▸ THE EXERCISE
Can you transcribe every line exactly and leave the pictures behind?

▸ SUPPLIED ENTRIES
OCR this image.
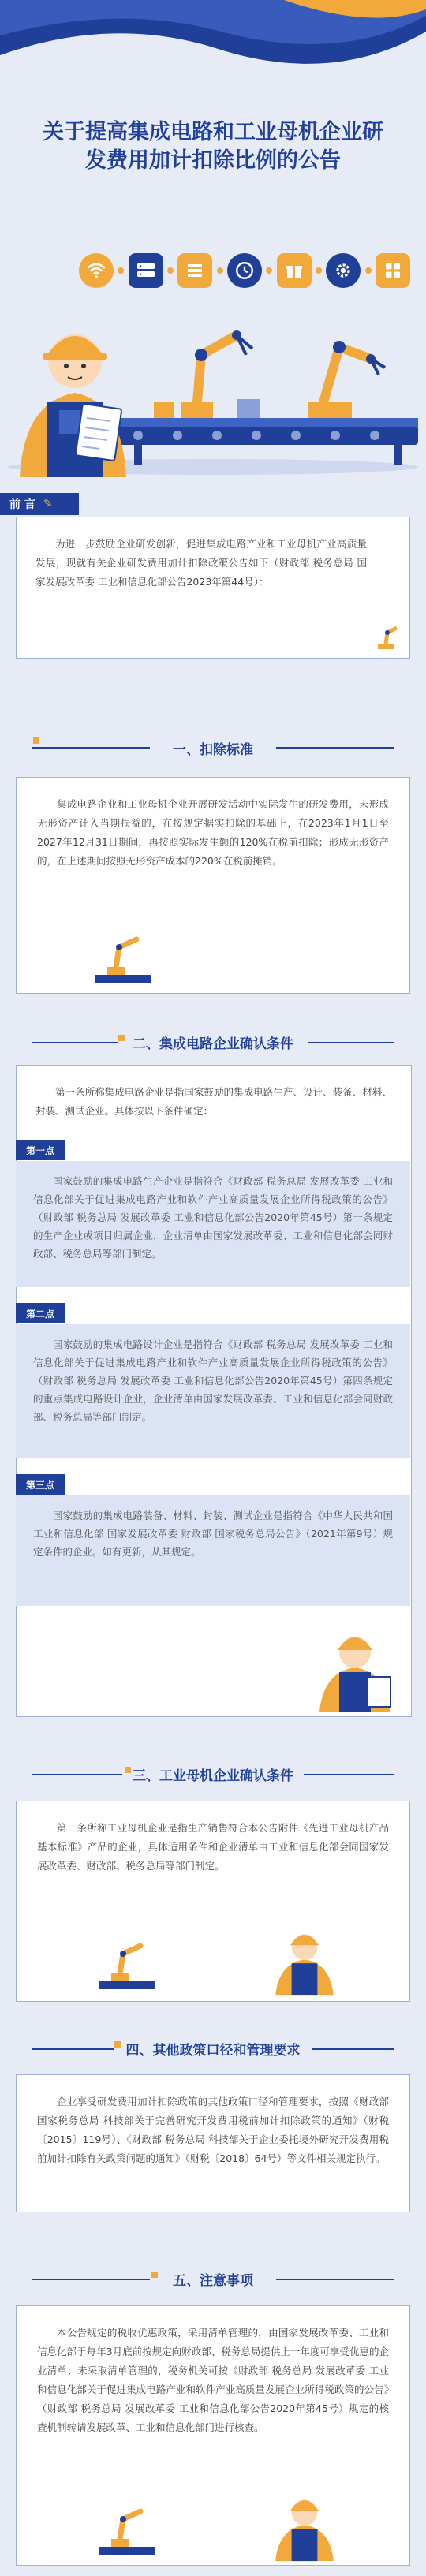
关于提高集成电路和工业母机企业研发费用加计扣除比例的公告
前 言 ✎

为进一步鼓励企业研发创新，促进集成电路产业和工业母机产业高质量发展，现就有关企业研发费用加计扣除政策公告如下（财政部 税务总局 国家发展改革委 工业和信息化部公告2023年第44号）：

一、扣除标准

集成电路企业和工业母机企业开展研发活动中实际发生的研发费用，未形成无形资产计入当期损益的，在按规定据实扣除的基础上，在2023年1月1日至2027年12月31日期间，再按照实际发生额的120%在税前扣除；形成无形资产的，在上述期间按照无形资产成本的220%在税前摊销。

二、集成电路企业确认条件

第一条所称集成电路企业是指国家鼓励的集成电路生产、设计、装备、材料、封装、测试企业。具体按以下条件确定：

第一点

国家鼓励的集成电路生产企业是指符合《财政部 税务总局 发展改革委 工业和信息化部关于促进集成电路产业和软件产业高质量发展企业所得税政策的公告》（财政部 税务总局 发展改革委 工业和信息化部公告2020年第45号）第一条规定的生产企业或项目归属企业，企业清单由国家发展改革委、工业和信息化部会同财政部、税务总局等部门制定。

第二点

国家鼓励的集成电路设计企业是指符合《财政部 税务总局 发展改革委 工业和信息化部关于促进集成电路产业和软件产业高质量发展企业所得税政策的公告》（财政部 税务总局 发展改革委 工业和信息化部公告2020年第45号）第四条规定的重点集成电路设计企业，企业清单由国家发展改革委、工业和信息化部会同财政部、税务总局等部门制定。

第三点

国家鼓励的集成电路装备、材料、封装、测试企业是指符合《中华人民共和国工业和信息化部 国家发展改革委 财政部 国家税务总局公告》（2021年第9号）规定条件的企业。如有更新，从其规定。

三、工业母机企业确认条件

第一条所称工业母机企业是指生产销售符合本公告附件《先进工业母机产品基本标准》产品的企业，具体适用条件和企业清单由工业和信息化部会同国家发展改革委、财政部、税务总局等部门制定。

四、其他政策口径和管理要求

企业享受研发费用加计扣除政策的其他政策口径和管理要求，按照《财政部 国家税务总局 科技部关于完善研究开发费用税前加计扣除政策的通知》（财税〔2015〕119号）、《财政部 税务总局 科技部关于企业委托境外研究开发费用税前加计扣除有关政策问题的通知》（财税〔2018〕64号）等文件相关规定执行。

五、注意事项

本公告规定的税收优惠政策，采用清单管理的，由国家发展改革委、工业和信息化部于每年3月底前按规定向财政部、税务总局提供上一年度可享受优惠的企业清单；未采取清单管理的，税务机关可按《财政部 税务总局 发展改革委 工业和信息化部关于促进集成电路产业和软件产业高质量发展企业所得税政策的公告》（财政部 税务总局 发展改革委 工业和信息化部公告2020年第45号）规定的核查机制转请发展改革、工业和信息化部门进行核查。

▸ TASK RESPONSE
OCR this image.
关于提高集成电路和工业母机企业研发费用加计扣除比例的公告
前 言 ✎

为进一步鼓励企业研发创新，促进集成电路产业和工业母机产业高质量发展，现就有关企业研发费用加计扣除政策公告如下（财政部 税务总局 国家发展改革委 工业和信息化部公告2023年第44号）：

一、扣除标准

集成电路企业和工业母机企业开展研发活动中实际发生的研发费用，未形成无形资产计入当期损益的，在按规定据实扣除的基础上，在2023年1月1日至2027年12月31日期间，再按照实际发生额的120%在税前扣除；形成无形资产的，在上述期间按照无形资产成本的220%在税前摊销。

二、集成电路企业确认条件

第一条所称集成电路企业是指国家鼓励的集成电路生产、设计、装备、材料、封装、测试企业。具体按以下条件确定：

第一点

国家鼓励的集成电路生产企业是指符合《财政部 税务总局 发展改革委 工业和信息化部关于促进集成电路产业和软件产业高质量发展企业所得税政策的公告》（财政部 税务总局 发展改革委 工业和信息化部公告2020年第45号）第一条规定的生产企业或项目归属企业，企业清单由国家发展改革委、工业和信息化部会同财政部、税务总局等部门制定。

第二点

国家鼓励的集成电路设计企业是指符合《财政部 税务总局 发展改革委 工业和信息化部关于促进集成电路产业和软件产业高质量发展企业所得税政策的公告》（财政部 税务总局 发展改革委 工业和信息化部公告2020年第45号）第四条规定的重点集成电路设计企业，企业清单由国家发展改革委、工业和信息化部会同财政部、税务总局等部门制定。

第三点

国家鼓励的集成电路装备、材料、封装、测试企业是指符合《中华人民共和国工业和信息化部 国家发展改革委 财政部 国家税务总局公告》（2021年第9号）规定条件的企业。如有更新，从其规定。

三、工业母机企业确认条件

第一条所称工业母机企业是指生产销售符合本公告附件《先进工业母机产品基本标准》产品的企业，具体适用条件和企业清单由工业和信息化部会同国家发展改革委、财政部、税务总局等部门制定。

四、其他政策口径和管理要求

企业享受研发费用加计扣除政策的其他政策口径和管理要求，按照《财政部 国家税务总局 科技部关于完善研究开发费用税前加计扣除政策的通知》（财税〔2015〕119号）、《财政部 税务总局 科技部关于企业委托境外研究开发费用税前加计扣除有关政策问题的通知》（财税〔2018〕64号）等文件相关规定执行。

五、注意事项

本公告规定的税收优惠政策，采用清单管理的，由国家发展改革委、工业和信息化部于每年3月底前按规定向财政部、税务总局提供上一年度可享受优惠的企业清单；未采取清单管理的，税务机关可按《财政部 税务总局 发展改革委 工业和信息化部关于促进集成电路产业和软件产业高质量发展企业所得税政策的公告》（财政部 税务总局 发展改革委 工业和信息化部公告2020年第45号）规定的核查机制转请发展改革、工业和信息化部门进行核查。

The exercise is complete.